(A run of records)
====

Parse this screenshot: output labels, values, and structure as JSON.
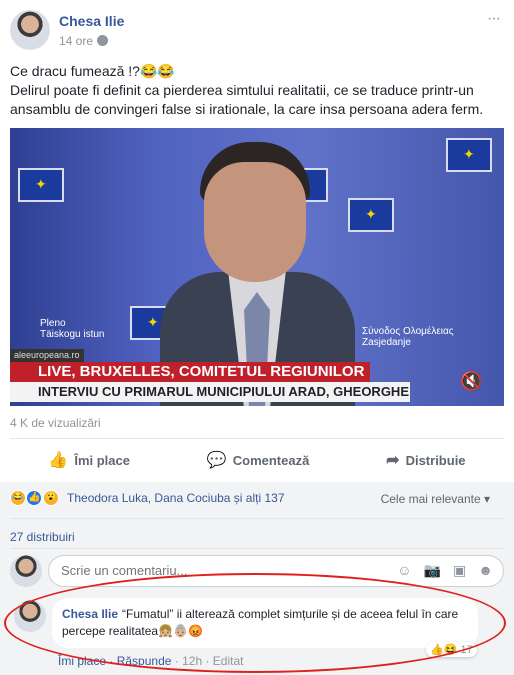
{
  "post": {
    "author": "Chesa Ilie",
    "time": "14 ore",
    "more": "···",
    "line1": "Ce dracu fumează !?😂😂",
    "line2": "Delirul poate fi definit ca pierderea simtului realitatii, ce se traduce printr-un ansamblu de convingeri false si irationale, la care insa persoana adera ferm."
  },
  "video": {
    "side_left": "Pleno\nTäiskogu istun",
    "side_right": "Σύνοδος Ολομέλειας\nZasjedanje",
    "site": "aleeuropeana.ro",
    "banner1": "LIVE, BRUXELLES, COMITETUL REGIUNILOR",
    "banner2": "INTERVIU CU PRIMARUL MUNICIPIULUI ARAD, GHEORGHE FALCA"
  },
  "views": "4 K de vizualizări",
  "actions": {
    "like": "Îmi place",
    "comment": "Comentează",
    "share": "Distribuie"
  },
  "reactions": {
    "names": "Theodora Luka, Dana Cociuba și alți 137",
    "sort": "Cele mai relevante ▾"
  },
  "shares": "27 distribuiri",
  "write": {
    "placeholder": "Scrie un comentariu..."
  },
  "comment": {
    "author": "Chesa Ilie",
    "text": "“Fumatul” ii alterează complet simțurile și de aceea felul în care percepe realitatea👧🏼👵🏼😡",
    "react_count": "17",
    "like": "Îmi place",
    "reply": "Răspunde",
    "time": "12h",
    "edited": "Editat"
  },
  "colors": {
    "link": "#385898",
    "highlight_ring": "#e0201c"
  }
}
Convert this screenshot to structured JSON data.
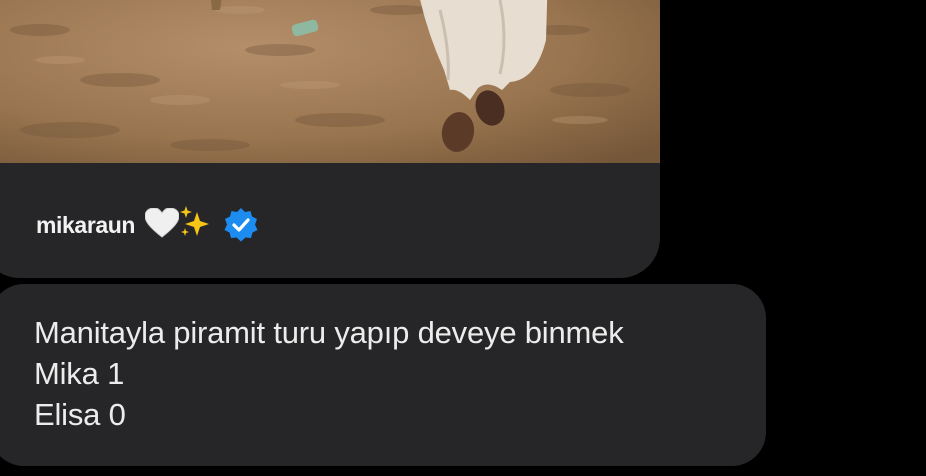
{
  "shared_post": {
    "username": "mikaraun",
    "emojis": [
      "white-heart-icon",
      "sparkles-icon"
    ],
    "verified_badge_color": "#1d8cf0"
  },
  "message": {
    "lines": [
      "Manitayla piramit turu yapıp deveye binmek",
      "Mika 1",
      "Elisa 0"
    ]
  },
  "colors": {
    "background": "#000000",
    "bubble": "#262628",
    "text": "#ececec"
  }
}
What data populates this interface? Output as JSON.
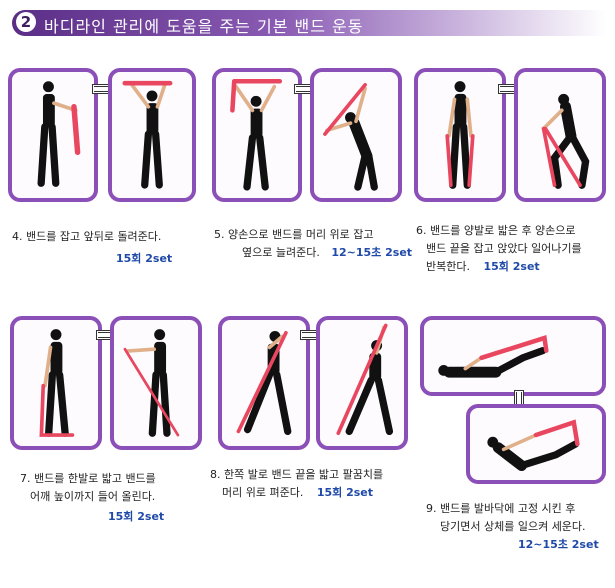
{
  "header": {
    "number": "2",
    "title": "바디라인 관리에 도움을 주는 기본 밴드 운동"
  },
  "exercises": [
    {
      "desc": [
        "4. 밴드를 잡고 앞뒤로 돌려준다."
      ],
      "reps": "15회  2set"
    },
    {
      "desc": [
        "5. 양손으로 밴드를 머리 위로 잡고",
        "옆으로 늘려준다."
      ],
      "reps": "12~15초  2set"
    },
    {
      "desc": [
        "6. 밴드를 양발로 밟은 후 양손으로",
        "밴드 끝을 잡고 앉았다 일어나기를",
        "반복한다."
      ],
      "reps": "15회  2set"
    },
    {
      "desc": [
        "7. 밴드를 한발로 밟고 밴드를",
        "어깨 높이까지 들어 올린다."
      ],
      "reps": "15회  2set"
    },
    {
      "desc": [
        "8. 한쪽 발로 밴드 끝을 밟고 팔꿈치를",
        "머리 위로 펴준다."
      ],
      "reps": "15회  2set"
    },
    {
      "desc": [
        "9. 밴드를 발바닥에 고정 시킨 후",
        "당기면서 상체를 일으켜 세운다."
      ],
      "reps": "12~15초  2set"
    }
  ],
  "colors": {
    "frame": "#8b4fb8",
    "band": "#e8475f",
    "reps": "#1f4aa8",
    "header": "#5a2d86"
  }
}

====

__Short task__.
State the number of lines in the data that include the string "this", and add nothing else.

__Result of the task__.
3